START DATA FOR THE TASK

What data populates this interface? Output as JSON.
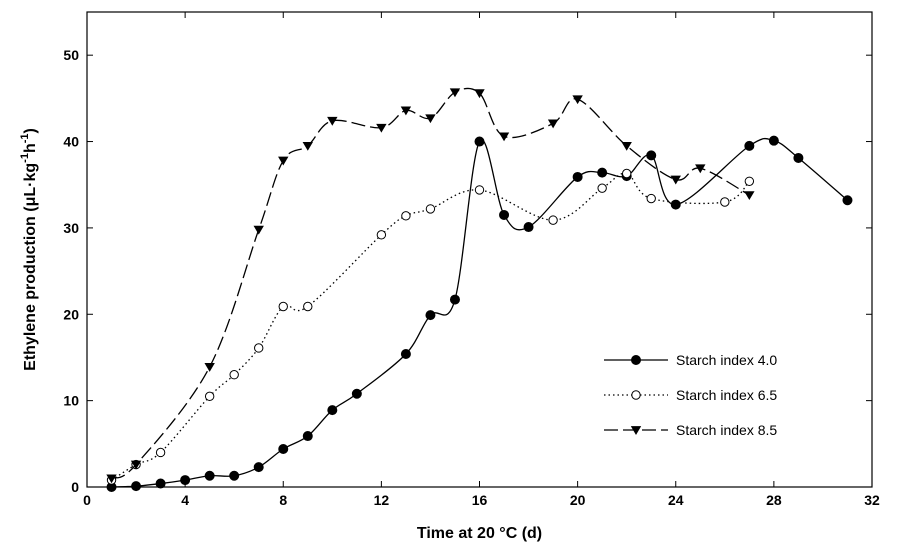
{
  "chart_data": {
    "type": "line",
    "xlabel": "Time at 20 °C (d)",
    "ylabel_parts": [
      "Ethylene production (μL·kg",
      "-1",
      "h",
      "-1",
      ")"
    ],
    "xlim": [
      0,
      32
    ],
    "ylim": [
      0,
      55
    ],
    "xticks": [
      0,
      4,
      8,
      12,
      16,
      20,
      24,
      28,
      32
    ],
    "yticks": [
      0,
      10,
      20,
      30,
      40,
      50
    ],
    "grid": false,
    "legend_position": "bottom-right",
    "series": [
      {
        "name": "Starch index 4.0",
        "line_style": "solid",
        "marker": "filled-circle",
        "x": [
          1,
          2,
          3,
          4,
          5,
          6,
          7,
          8,
          9,
          10,
          11,
          13,
          14,
          15,
          16,
          17,
          18,
          20,
          21,
          22,
          23,
          24,
          27,
          28,
          29,
          31
        ],
        "y": [
          0.0,
          0.1,
          0.4,
          0.8,
          1.3,
          1.3,
          2.3,
          4.4,
          5.9,
          8.9,
          10.8,
          15.4,
          19.9,
          21.7,
          40.0,
          31.5,
          30.1,
          35.9,
          36.4,
          36.0,
          38.4,
          32.7,
          39.5,
          40.1,
          38.1,
          33.2
        ]
      },
      {
        "name": "Starch index 6.5",
        "line_style": "dotted",
        "marker": "open-circle",
        "x": [
          1,
          2,
          3,
          5,
          6,
          7,
          8,
          9,
          12,
          13,
          14,
          16,
          19,
          21,
          22,
          23,
          26,
          27
        ],
        "y": [
          0.8,
          2.6,
          4.0,
          10.5,
          13.0,
          16.1,
          20.9,
          20.9,
          29.2,
          31.4,
          32.2,
          34.4,
          30.9,
          34.6,
          36.3,
          33.4,
          33.0,
          35.4
        ]
      },
      {
        "name": "Starch index 8.5",
        "line_style": "dashed",
        "marker": "filled-triangle-down",
        "x": [
          1,
          2,
          5,
          7,
          8,
          9,
          10,
          12,
          13,
          14,
          15,
          16,
          17,
          19,
          20,
          22,
          24,
          25,
          27
        ],
        "y": [
          1.0,
          2.6,
          13.9,
          29.8,
          37.8,
          39.5,
          42.4,
          41.6,
          43.6,
          42.7,
          45.7,
          45.6,
          40.6,
          42.1,
          44.9,
          39.5,
          35.6,
          36.9,
          33.8
        ]
      }
    ]
  }
}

END DATA FOR THE TASK

Set down all the entries exactly as they appear, but skip any pictures.

What data populates this interface? Output as JSON.
{
  "chart_data": {
    "type": "line",
    "xlabel": "Time at 20 °C (d)",
    "ylabel_parts": [
      "Ethylene production (μL·kg",
      "-1",
      "h",
      "-1",
      ")"
    ],
    "xlim": [
      0,
      32
    ],
    "ylim": [
      0,
      55
    ],
    "xticks": [
      0,
      4,
      8,
      12,
      16,
      20,
      24,
      28,
      32
    ],
    "yticks": [
      0,
      10,
      20,
      30,
      40,
      50
    ],
    "grid": false,
    "legend_position": "bottom-right",
    "series": [
      {
        "name": "Starch index 4.0",
        "line_style": "solid",
        "marker": "filled-circle",
        "x": [
          1,
          2,
          3,
          4,
          5,
          6,
          7,
          8,
          9,
          10,
          11,
          13,
          14,
          15,
          16,
          17,
          18,
          20,
          21,
          22,
          23,
          24,
          27,
          28,
          29,
          31
        ],
        "y": [
          0.0,
          0.1,
          0.4,
          0.8,
          1.3,
          1.3,
          2.3,
          4.4,
          5.9,
          8.9,
          10.8,
          15.4,
          19.9,
          21.7,
          40.0,
          31.5,
          30.1,
          35.9,
          36.4,
          36.0,
          38.4,
          32.7,
          39.5,
          40.1,
          38.1,
          33.2
        ]
      },
      {
        "name": "Starch index 6.5",
        "line_style": "dotted",
        "marker": "open-circle",
        "x": [
          1,
          2,
          3,
          5,
          6,
          7,
          8,
          9,
          12,
          13,
          14,
          16,
          19,
          21,
          22,
          23,
          26,
          27
        ],
        "y": [
          0.8,
          2.6,
          4.0,
          10.5,
          13.0,
          16.1,
          20.9,
          20.9,
          29.2,
          31.4,
          32.2,
          34.4,
          30.9,
          34.6,
          36.3,
          33.4,
          33.0,
          35.4
        ]
      },
      {
        "name": "Starch index 8.5",
        "line_style": "dashed",
        "marker": "filled-triangle-down",
        "x": [
          1,
          2,
          5,
          7,
          8,
          9,
          10,
          12,
          13,
          14,
          15,
          16,
          17,
          19,
          20,
          22,
          24,
          25,
          27
        ],
        "y": [
          1.0,
          2.6,
          13.9,
          29.8,
          37.8,
          39.5,
          42.4,
          41.6,
          43.6,
          42.7,
          45.7,
          45.6,
          40.6,
          42.1,
          44.9,
          39.5,
          35.6,
          36.9,
          33.8
        ]
      }
    ]
  }
}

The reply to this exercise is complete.